### Records for this exercise:

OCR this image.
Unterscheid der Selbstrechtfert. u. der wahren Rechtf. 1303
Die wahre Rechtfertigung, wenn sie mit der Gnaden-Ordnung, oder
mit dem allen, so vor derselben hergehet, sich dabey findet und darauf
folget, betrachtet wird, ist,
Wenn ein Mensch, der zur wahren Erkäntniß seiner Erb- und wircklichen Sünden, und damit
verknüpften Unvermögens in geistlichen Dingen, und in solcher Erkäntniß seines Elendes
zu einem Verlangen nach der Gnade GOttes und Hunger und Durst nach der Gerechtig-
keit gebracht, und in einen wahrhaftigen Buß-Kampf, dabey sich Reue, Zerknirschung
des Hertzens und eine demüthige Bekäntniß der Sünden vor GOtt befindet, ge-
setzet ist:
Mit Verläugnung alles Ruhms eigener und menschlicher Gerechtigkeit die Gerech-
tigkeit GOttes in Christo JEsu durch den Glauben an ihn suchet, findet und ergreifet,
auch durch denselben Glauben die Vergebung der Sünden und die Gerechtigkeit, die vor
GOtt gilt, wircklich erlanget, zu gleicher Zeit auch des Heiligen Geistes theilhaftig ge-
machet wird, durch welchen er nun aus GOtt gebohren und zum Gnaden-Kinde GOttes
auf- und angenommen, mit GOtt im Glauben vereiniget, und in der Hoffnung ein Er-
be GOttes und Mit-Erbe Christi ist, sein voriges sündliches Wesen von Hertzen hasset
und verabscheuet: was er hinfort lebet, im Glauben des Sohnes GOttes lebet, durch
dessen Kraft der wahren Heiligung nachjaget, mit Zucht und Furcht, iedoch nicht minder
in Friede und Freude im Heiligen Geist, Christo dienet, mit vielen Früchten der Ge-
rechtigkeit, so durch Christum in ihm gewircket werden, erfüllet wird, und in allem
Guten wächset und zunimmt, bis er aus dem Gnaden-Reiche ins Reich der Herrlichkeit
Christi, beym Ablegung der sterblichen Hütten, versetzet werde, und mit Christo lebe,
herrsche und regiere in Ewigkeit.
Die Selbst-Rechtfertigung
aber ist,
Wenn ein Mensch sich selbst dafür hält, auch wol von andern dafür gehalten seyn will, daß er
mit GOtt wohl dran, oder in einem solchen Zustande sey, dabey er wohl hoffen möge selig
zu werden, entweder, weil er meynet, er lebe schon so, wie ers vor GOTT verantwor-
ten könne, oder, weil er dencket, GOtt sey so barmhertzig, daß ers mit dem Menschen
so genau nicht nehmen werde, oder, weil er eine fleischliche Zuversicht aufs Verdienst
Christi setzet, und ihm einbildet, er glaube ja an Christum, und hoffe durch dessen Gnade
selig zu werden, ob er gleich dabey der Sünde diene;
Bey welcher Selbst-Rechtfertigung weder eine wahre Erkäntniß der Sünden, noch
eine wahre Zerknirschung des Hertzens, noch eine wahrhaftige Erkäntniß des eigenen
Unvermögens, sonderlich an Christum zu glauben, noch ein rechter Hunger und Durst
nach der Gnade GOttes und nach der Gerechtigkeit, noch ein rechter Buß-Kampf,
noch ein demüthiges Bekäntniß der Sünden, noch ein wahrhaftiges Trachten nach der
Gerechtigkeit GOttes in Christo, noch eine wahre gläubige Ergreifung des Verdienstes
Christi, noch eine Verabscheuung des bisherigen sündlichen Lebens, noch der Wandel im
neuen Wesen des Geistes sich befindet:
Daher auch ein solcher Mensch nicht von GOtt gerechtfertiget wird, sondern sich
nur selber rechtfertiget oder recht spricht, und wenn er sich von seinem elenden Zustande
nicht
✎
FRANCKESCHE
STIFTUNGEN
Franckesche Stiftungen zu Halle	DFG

### What is needed:
Please copy out each line in the entries that mentions the string "Kampf".

### Reply to the exercise:
keit gebracht, und in einen wahrhaftigen Buß-Kampf, dabey sich Reue, Zerknirschung
nach der Gnade GOttes und nach der Gerechtigkeit, noch ein rechter Buß-Kampf,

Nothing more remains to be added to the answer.